Stated task —
Below is a block of data; give all of it again word for word.

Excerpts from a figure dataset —

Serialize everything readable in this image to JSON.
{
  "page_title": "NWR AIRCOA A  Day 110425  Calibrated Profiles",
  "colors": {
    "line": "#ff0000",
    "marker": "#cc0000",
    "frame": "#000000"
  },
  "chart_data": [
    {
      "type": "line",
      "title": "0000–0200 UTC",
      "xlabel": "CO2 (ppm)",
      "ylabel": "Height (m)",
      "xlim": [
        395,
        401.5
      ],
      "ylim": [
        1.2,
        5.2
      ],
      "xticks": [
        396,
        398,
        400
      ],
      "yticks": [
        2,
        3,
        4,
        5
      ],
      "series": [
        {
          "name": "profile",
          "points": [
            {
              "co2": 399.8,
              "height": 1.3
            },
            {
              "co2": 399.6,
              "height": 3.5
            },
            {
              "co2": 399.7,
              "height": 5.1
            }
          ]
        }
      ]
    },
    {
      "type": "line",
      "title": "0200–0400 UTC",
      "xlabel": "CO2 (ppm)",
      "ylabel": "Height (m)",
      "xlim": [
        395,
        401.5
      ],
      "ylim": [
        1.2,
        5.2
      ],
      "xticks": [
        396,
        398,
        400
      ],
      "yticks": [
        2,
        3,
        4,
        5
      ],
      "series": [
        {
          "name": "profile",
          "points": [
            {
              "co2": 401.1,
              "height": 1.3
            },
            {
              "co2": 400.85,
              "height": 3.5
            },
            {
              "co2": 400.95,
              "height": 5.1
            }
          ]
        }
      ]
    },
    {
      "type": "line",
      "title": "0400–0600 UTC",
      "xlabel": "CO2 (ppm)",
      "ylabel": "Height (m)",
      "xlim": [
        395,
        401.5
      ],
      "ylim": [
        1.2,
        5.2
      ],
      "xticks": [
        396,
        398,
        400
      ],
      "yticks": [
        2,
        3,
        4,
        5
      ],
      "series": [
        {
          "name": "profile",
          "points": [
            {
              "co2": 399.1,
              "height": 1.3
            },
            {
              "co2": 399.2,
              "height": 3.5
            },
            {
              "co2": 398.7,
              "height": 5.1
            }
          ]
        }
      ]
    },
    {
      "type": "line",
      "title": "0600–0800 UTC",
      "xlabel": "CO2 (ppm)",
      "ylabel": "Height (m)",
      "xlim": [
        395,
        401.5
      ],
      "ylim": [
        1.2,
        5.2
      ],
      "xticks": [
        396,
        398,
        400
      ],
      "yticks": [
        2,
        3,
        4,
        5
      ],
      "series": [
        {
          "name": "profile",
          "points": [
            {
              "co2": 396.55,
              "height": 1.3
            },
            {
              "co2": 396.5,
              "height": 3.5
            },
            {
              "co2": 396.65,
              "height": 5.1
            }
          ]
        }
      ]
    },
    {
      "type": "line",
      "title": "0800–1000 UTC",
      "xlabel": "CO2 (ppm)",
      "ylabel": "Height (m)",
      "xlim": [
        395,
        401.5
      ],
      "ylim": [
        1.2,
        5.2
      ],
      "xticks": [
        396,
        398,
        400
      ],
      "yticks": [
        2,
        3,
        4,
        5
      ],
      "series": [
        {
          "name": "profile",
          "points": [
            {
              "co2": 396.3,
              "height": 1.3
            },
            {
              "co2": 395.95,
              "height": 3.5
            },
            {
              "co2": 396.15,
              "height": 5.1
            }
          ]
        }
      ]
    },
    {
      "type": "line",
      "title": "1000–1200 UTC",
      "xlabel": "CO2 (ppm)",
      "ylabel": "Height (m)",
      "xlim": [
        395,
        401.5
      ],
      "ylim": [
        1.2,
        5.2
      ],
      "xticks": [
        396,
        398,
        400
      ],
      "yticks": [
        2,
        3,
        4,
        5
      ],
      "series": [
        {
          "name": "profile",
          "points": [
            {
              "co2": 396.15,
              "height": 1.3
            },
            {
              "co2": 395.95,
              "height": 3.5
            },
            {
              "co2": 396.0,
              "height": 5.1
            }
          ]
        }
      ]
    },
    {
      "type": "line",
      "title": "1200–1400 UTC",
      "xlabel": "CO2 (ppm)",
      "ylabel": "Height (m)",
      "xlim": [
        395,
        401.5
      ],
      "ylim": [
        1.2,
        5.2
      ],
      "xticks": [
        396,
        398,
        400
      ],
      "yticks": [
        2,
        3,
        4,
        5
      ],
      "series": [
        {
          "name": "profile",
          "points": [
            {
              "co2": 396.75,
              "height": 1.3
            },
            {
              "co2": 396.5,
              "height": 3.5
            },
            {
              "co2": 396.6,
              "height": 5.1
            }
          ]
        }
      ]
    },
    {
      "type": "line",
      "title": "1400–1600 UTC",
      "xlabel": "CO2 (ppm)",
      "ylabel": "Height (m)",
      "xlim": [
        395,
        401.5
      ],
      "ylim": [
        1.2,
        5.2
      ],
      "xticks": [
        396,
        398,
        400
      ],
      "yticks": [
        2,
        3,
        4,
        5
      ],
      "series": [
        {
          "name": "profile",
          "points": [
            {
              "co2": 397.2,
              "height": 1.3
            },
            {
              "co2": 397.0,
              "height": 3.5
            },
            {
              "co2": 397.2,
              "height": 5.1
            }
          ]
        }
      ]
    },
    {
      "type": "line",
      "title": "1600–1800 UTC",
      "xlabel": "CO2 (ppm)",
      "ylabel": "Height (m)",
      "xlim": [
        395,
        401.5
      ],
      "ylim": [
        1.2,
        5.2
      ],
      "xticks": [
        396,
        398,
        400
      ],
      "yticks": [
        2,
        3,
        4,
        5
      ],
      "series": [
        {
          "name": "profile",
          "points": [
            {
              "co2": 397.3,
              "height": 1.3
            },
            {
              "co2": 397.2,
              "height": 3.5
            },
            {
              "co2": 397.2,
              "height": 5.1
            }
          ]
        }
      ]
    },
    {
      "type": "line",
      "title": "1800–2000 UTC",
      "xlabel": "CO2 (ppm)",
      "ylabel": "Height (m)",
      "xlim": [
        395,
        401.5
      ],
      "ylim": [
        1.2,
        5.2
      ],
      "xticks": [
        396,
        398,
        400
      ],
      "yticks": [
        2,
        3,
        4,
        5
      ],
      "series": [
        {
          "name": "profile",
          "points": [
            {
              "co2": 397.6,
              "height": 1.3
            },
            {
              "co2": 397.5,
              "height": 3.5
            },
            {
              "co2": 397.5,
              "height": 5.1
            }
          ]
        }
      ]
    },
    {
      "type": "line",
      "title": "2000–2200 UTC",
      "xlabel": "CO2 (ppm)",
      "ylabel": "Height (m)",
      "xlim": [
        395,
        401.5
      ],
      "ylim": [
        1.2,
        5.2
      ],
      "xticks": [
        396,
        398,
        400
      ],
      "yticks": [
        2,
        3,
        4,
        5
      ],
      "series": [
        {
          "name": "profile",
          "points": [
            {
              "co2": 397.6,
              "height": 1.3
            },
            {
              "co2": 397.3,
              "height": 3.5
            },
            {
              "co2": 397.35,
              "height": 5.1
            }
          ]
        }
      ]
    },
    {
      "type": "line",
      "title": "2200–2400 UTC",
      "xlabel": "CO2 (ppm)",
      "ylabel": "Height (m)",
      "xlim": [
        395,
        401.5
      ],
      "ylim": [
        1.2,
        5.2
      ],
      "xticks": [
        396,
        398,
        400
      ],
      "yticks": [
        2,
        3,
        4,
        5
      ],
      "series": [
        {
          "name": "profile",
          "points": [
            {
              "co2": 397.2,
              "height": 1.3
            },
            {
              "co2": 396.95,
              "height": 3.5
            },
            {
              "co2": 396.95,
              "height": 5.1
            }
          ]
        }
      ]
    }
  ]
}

Answer for this exercise —
Serialize everything readable in this image to JSON.
{
  "page_title": "NWR AIRCOA A  Day 110425  Calibrated Profiles",
  "colors": {
    "line": "#ff0000",
    "marker": "#cc0000",
    "frame": "#000000"
  },
  "chart_data": [
    {
      "type": "line",
      "title": "0000–0200 UTC",
      "xlabel": "CO2 (ppm)",
      "ylabel": "Height (m)",
      "xlim": [
        395,
        401.5
      ],
      "ylim": [
        1.2,
        5.2
      ],
      "xticks": [
        396,
        398,
        400
      ],
      "yticks": [
        2,
        3,
        4,
        5
      ],
      "series": [
        {
          "name": "profile",
          "points": [
            {
              "co2": 399.8,
              "height": 1.3
            },
            {
              "co2": 399.6,
              "height": 3.5
            },
            {
              "co2": 399.7,
              "height": 5.1
            }
          ]
        }
      ]
    },
    {
      "type": "line",
      "title": "0200–0400 UTC",
      "xlabel": "CO2 (ppm)",
      "ylabel": "Height (m)",
      "xlim": [
        395,
        401.5
      ],
      "ylim": [
        1.2,
        5.2
      ],
      "xticks": [
        396,
        398,
        400
      ],
      "yticks": [
        2,
        3,
        4,
        5
      ],
      "series": [
        {
          "name": "profile",
          "points": [
            {
              "co2": 401.1,
              "height": 1.3
            },
            {
              "co2": 400.85,
              "height": 3.5
            },
            {
              "co2": 400.95,
              "height": 5.1
            }
          ]
        }
      ]
    },
    {
      "type": "line",
      "title": "0400–0600 UTC",
      "xlabel": "CO2 (ppm)",
      "ylabel": "Height (m)",
      "xlim": [
        395,
        401.5
      ],
      "ylim": [
        1.2,
        5.2
      ],
      "xticks": [
        396,
        398,
        400
      ],
      "yticks": [
        2,
        3,
        4,
        5
      ],
      "series": [
        {
          "name": "profile",
          "points": [
            {
              "co2": 399.1,
              "height": 1.3
            },
            {
              "co2": 399.2,
              "height": 3.5
            },
            {
              "co2": 398.7,
              "height": 5.1
            }
          ]
        }
      ]
    },
    {
      "type": "line",
      "title": "0600–0800 UTC",
      "xlabel": "CO2 (ppm)",
      "ylabel": "Height (m)",
      "xlim": [
        395,
        401.5
      ],
      "ylim": [
        1.2,
        5.2
      ],
      "xticks": [
        396,
        398,
        400
      ],
      "yticks": [
        2,
        3,
        4,
        5
      ],
      "series": [
        {
          "name": "profile",
          "points": [
            {
              "co2": 396.55,
              "height": 1.3
            },
            {
              "co2": 396.5,
              "height": 3.5
            },
            {
              "co2": 396.65,
              "height": 5.1
            }
          ]
        }
      ]
    },
    {
      "type": "line",
      "title": "0800–1000 UTC",
      "xlabel": "CO2 (ppm)",
      "ylabel": "Height (m)",
      "xlim": [
        395,
        401.5
      ],
      "ylim": [
        1.2,
        5.2
      ],
      "xticks": [
        396,
        398,
        400
      ],
      "yticks": [
        2,
        3,
        4,
        5
      ],
      "series": [
        {
          "name": "profile",
          "points": [
            {
              "co2": 396.3,
              "height": 1.3
            },
            {
              "co2": 395.95,
              "height": 3.5
            },
            {
              "co2": 396.15,
              "height": 5.1
            }
          ]
        }
      ]
    },
    {
      "type": "line",
      "title": "1000–1200 UTC",
      "xlabel": "CO2 (ppm)",
      "ylabel": "Height (m)",
      "xlim": [
        395,
        401.5
      ],
      "ylim": [
        1.2,
        5.2
      ],
      "xticks": [
        396,
        398,
        400
      ],
      "yticks": [
        2,
        3,
        4,
        5
      ],
      "series": [
        {
          "name": "profile",
          "points": [
            {
              "co2": 396.15,
              "height": 1.3
            },
            {
              "co2": 395.95,
              "height": 3.5
            },
            {
              "co2": 396.0,
              "height": 5.1
            }
          ]
        }
      ]
    },
    {
      "type": "line",
      "title": "1200–1400 UTC",
      "xlabel": "CO2 (ppm)",
      "ylabel": "Height (m)",
      "xlim": [
        395,
        401.5
      ],
      "ylim": [
        1.2,
        5.2
      ],
      "xticks": [
        396,
        398,
        400
      ],
      "yticks": [
        2,
        3,
        4,
        5
      ],
      "series": [
        {
          "name": "profile",
          "points": [
            {
              "co2": 396.75,
              "height": 1.3
            },
            {
              "co2": 396.5,
              "height": 3.5
            },
            {
              "co2": 396.6,
              "height": 5.1
            }
          ]
        }
      ]
    },
    {
      "type": "line",
      "title": "1400–1600 UTC",
      "xlabel": "CO2 (ppm)",
      "ylabel": "Height (m)",
      "xlim": [
        395,
        401.5
      ],
      "ylim": [
        1.2,
        5.2
      ],
      "xticks": [
        396,
        398,
        400
      ],
      "yticks": [
        2,
        3,
        4,
        5
      ],
      "series": [
        {
          "name": "profile",
          "points": [
            {
              "co2": 397.2,
              "height": 1.3
            },
            {
              "co2": 397.0,
              "height": 3.5
            },
            {
              "co2": 397.2,
              "height": 5.1
            }
          ]
        }
      ]
    },
    {
      "type": "line",
      "title": "1600–1800 UTC",
      "xlabel": "CO2 (ppm)",
      "ylabel": "Height (m)",
      "xlim": [
        395,
        401.5
      ],
      "ylim": [
        1.2,
        5.2
      ],
      "xticks": [
        396,
        398,
        400
      ],
      "yticks": [
        2,
        3,
        4,
        5
      ],
      "series": [
        {
          "name": "profile",
          "points": [
            {
              "co2": 397.3,
              "height": 1.3
            },
            {
              "co2": 397.2,
              "height": 3.5
            },
            {
              "co2": 397.2,
              "height": 5.1
            }
          ]
        }
      ]
    },
    {
      "type": "line",
      "title": "1800–2000 UTC",
      "xlabel": "CO2 (ppm)",
      "ylabel": "Height (m)",
      "xlim": [
        395,
        401.5
      ],
      "ylim": [
        1.2,
        5.2
      ],
      "xticks": [
        396,
        398,
        400
      ],
      "yticks": [
        2,
        3,
        4,
        5
      ],
      "series": [
        {
          "name": "profile",
          "points": [
            {
              "co2": 397.6,
              "height": 1.3
            },
            {
              "co2": 397.5,
              "height": 3.5
            },
            {
              "co2": 397.5,
              "height": 5.1
            }
          ]
        }
      ]
    },
    {
      "type": "line",
      "title": "2000–2200 UTC",
      "xlabel": "CO2 (ppm)",
      "ylabel": "Height (m)",
      "xlim": [
        395,
        401.5
      ],
      "ylim": [
        1.2,
        5.2
      ],
      "xticks": [
        396,
        398,
        400
      ],
      "yticks": [
        2,
        3,
        4,
        5
      ],
      "series": [
        {
          "name": "profile",
          "points": [
            {
              "co2": 397.6,
              "height": 1.3
            },
            {
              "co2": 397.3,
              "height": 3.5
            },
            {
              "co2": 397.35,
              "height": 5.1
            }
          ]
        }
      ]
    },
    {
      "type": "line",
      "title": "2200–2400 UTC",
      "xlabel": "CO2 (ppm)",
      "ylabel": "Height (m)",
      "xlim": [
        395,
        401.5
      ],
      "ylim": [
        1.2,
        5.2
      ],
      "xticks": [
        396,
        398,
        400
      ],
      "yticks": [
        2,
        3,
        4,
        5
      ],
      "series": [
        {
          "name": "profile",
          "points": [
            {
              "co2": 397.2,
              "height": 1.3
            },
            {
              "co2": 396.95,
              "height": 3.5
            },
            {
              "co2": 396.95,
              "height": 5.1
            }
          ]
        }
      ]
    }
  ]
}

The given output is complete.